■ Short task ■
Scan the lines below for the string "jardin" and report how many lines contain it, giving only the number.

--- start ---

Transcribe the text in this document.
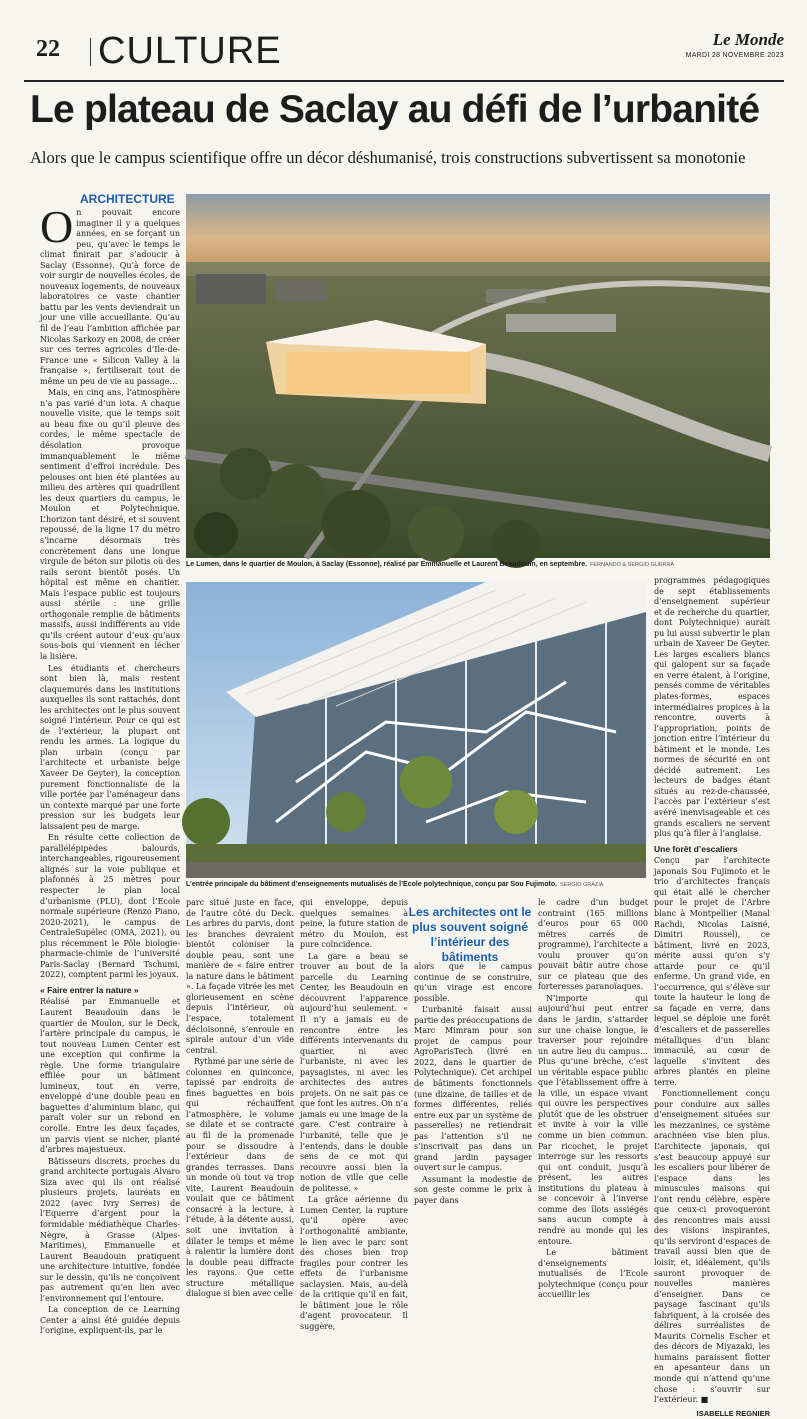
22 CULTURE	Le Monde
MARDI 28 NOVEMBRE 2023
Le plateau de Saclay au défi de l’urbanité
Alors que le campus scientifique offre un décor déshumanisé, trois constructions subvertissent sa monotonie
ARCHITECTURE

On pouvait encore imaginer il y a quelques années, en se forçant un peu, qu’avec le temps le climat finirait par s’adoucir à Saclay (Essonne). Qu’à force de voir surgir de nouvelles écoles, de nouveaux logements, de nouveaux laboratoires ce vaste chantier battu par les vents deviendrait un jour une ville accueillante. Qu’au fil de l’eau l’ambition affichée par Nicolas Sarkozy en 2008, de créer sur ces terres agricoles d’Ile-de-France une « Silicon Valley à la française », fertiliserait tout de même un peu de vie au passage…

Mais, en cinq ans, l’atmosphère n’a pas varié d’un iota. A chaque nouvelle visite, que le temps soit au beau fixe ou qu’il pleuve des cordes, le même spectacle de désolation provoque immanquablement le même sentiment d’effroi incrédule. Des pelouses ont bien été plantées au milieu des artères qui quadrillent les deux quartiers du campus, le Moulon et Polytechnique. L’horizon tant désiré, et si souvent repoussé, de la ligne 17 du métro s’incarne désormais très concrètement dans une longue virgule de béton sur pilotis où des rails seront bientôt posés. Un hôpital est même en chantier. Mais l’espace public est toujours aussi stérile : une grille orthogonale remplie de bâtiments massifs, aussi indifférents au vide qu’ils créent autour d’eux qu’aux sous-bois qui viennent en lécher la lisière.

Les étudiants et chercheurs sont bien là, mais restent claquemurés dans les institutions auxquelles ils sont rattachés, dont les architectes ont le plus souvent soigné l’intérieur. Pour ce qui est de l’extérieur, la plupart ont rendu les armes. La logique du plan urbain (conçu par l’architecte et urbaniste belge Xaveer De Geyter), la conception purement fonctionnaliste de la ville portée par l’aménageur dans un contexte marqué par une forte pression sur les budgets leur laissaient peu de marge.

En résulte cette collection de parallélépipèdes balourds, interchangeables, rigoureusement alignés sur la voie publique et plafonnés à 25 mètres pour respecter le plan local d’urbanisme (PLU), dont l’Ecole normale supérieure (Renzo Piano, 2020-2021), le campus de CentraleSupélec (OMA, 2021), ou plus récemment le Pôle biologie-pharmacie-chimie de l’université Paris-Saclay (Bernard Tschumi, 2022), comptent parmi les joyaux.

« Faire entrer la nature »

Réalisé par Emmanuelle et Laurent Beaudouin dans le quartier de Moulon, sur le Deck, l’artère principale du campus, le tout nouveau Lumen Center est une exception qui confirme la règle. Une forme triangulaire effilée pour un bâtiment lumineux, tout en verre, enveloppé d’une double peau en baguettes d’aluminium blanc, qui paraît voler sur un rebond en corolle. Entre les deux façades, un parvis vient se nicher, planté d’arbres majestueux.

Bâtisseurs discrets, proches du grand architecte portugais Alvaro Siza avec qui ils ont réalisé plusieurs projets, lauréats en 2022 (avec Ivry Serres) de l’Equerre d’argent pour la formidable médiathèque Charles-Nègre, à Grasse (Alpes-Maritimes), Emmanuelle et Laurent Beaudouin pratiquent une architecture intuitive, fondée sur le dessin, qu’ils ne conçoivent pas autrement qu’en lien avec l’environnement qui l’entoure.

La conception de ce Learning Center a ainsi été guidée depuis l’origine, expliquent-ils, par le

Le Lumen, dans le quartier de Moulon, à Saclay (Essonne), réalisé par Emmanuelle et Laurent Beaudouin, en septembre. FERNANDO & SERGIO GUERRA

programmes pédagogiques de sept établissements d’enseignement supérieur et de recherche du quartier, dont Polytechnique) aurait pu lui aussi subvertir le plan urbain de Xaveer De Geyter. Les larges escaliers blancs qui galopent sur sa façade en verre étaient, à l’origine, pensés comme de véritables plates-formes, espaces intermédiaires propices à la rencontre, ouverts à l’appropriation, points de jonction entre l’intérieur du bâtiment et le monde. Les normes de sécurité en ont décidé autrement. Les lecteurs de badges étant situés au rez-de-chaussée, l’accès par l’extérieur s’est avéré inenvisageable et ces grands escaliers ne servent plus qu’à filer à l’anglaise.

Une forêt d’escaliers

Conçu par l’architecte japonais Sou Fujimoto et le trio d’architectes français qui était allé le chercher pour le projet de l’Arbre blanc à Montpellier (Manal Rachdi, Nicolas Laisné, Dimitri Roussel), ce bâtiment, livré en 2023, mérite aussi qu’on s’y attarde pour ce qu’il enferme. Un grand vide, en l’occurrence, qui s’élève sur toute la hauteur le long de sa façade en verre, dans lequel se déploie une forêt d’escaliers et de passerelles métalliques d’un blanc immaculé, au cœur de laquelle s’invitent des arbres plantés en pleine terre.

Fonctionnellement conçu pour conduire aux salles d’enseignement situées sur les mezzanines, ce système arachnéen vise bien plus. L’architecte japonais, qui s’est beaucoup appuyé sur les escaliers pour libérer de l’espace dans les minuscules maisons qui l’ont rendu célèbre, espère que ceux-ci provoqueront des rencontres mais aussi des visions inspirantes, qu’ils serviront d’espaces de travail aussi bien que de loisir, et, idéalement, qu’ils sauront provoquer de nouvelles manières d’enseigner. Dans ce paysage fascinant qu’ils fabriquent, à la croisée des délires surréalistes de Maurits Cornelis Escher et des décors de Miyazaki, les humains paraissent flotter en apesanteur dans un monde qui n’attend qu’une chose : s’ouvrir sur l’extérieur. ■

ISABELLE REGNIER
L’entrée principale du bâtiment d’enseignements mutualisés de l’Ecole polytechnique, conçu par Sou Fujimoto. SERGIO GRAZIA

parc situé juste en face, de l’autre côté du Deck. Les arbres du parvis, dont les branches devraient bientôt coloniser la double peau, sont une manière de « faire entrer la nature dans le bâtiment ». La façade vitrée les met glorieusement en scène depuis l’intérieur, où l’espace, totalement décloisonné, s’enroule en spirale autour d’un vide central.

Rythmé par une série de colonnes en quinconce, tapissé par endroits de fines baguettes en bois qui réchauffent l’atmosphère, le volume se dilate et se contracte au fil de la promenade pour se dissoudre à l’extérieur dans de grandes terrasses. Dans un monde où tout va trop vite, Laurent Beaudouin voulait que ce bâtiment consacré à la lecture, à l’étude, à la détente aussi, soit une invitation à dilater le temps et même à ralentir la lumière dont la double peau diffracte les rayons. Que cette structure métallique dialogue si bien avec celle

qui enveloppe, depuis quelques semaines à peine, la future station de métro du Moulon, est pure coïncidence.

La gare a beau se trouver au bout de la parcelle du Learning Center, les Beaudouin en découvrent l’apparence aujourd’hui seulement. « Il n’y a jamais eu de rencontre entre les différents intervenants du quartier, ni avec l’urbaniste, ni avec les paysagistes, ni avec les architectes des autres projets. On ne sait pas ce que font les autres. On n’a jamais eu une image de la gare. C’est contraire à l’urbanité, telle que je l’entends, dans le double sens de ce mot qui recouvre aussi bien la notion de ville que celle de politesse. »

La grâce aérienne du Lumen Center, la rupture qu’il opère avec l’orthogonalité ambiante, le lien avec le parc sont des choses bien trop fragiles pour contrer les effets de l’urbanisme saclaysien. Mais, au-delà de la critique qu’il en fait, le bâtiment joue le rôle d’agent provocateur. Il suggère,

Les architectes ont le plus souvent soigné l’intérieur des bâtiments

alors que le campus continue de se construire, qu’un virage est encore possible.

L’urbanité faisait aussi partie des préoccupations de Marc Mimram pour son projet de campus pour AgroParisTech (livré en 2022, dans le quartier de Polytechnique). Cet archipel de bâtiments fonctionnels (une dizaine, de tailles et de formes différentes, reliés entre eux par un système de passerelles) ne retiendrait pas l’attention s’il ne s’inscrivait pas dans un grand jardin paysager ouvert sur le campus.

Assumant la modestie de son geste comme le prix à payer dans

le cadre d’un budget contraint (165 millions d’euros pour 65 000 mètres carrés de programme), l’architecte a voulu prouver qu’on pouvait bâtir autre chose sur ce plateau que des forteresses paranoïaques.

N’importe qui aujourd’hui peut entrer dans le jardin, s’attarder sur une chaise longue, le traverser pour rejoindre un autre lieu du campus… Plus qu’une brèche, c’est un véritable espace public que l’établissement offre à la ville, un espace vivant qui ouvre les perspectives plutôt que de les obstruer et invite à voir la ville comme un bien commun. Par ricochet, le projet interroge sur les ressorts qui ont conduit, jusqu’à présent, les autres institutions du plateau à se concevoir à l’inverse comme des îlots assiégés sans aucun compte à rendre au monde qui les entoure.

Le bâtiment d’enseignements mutualisés de l’Ecole polytechnique (conçu pour accueillir les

--- end ---

■ Full response ■
2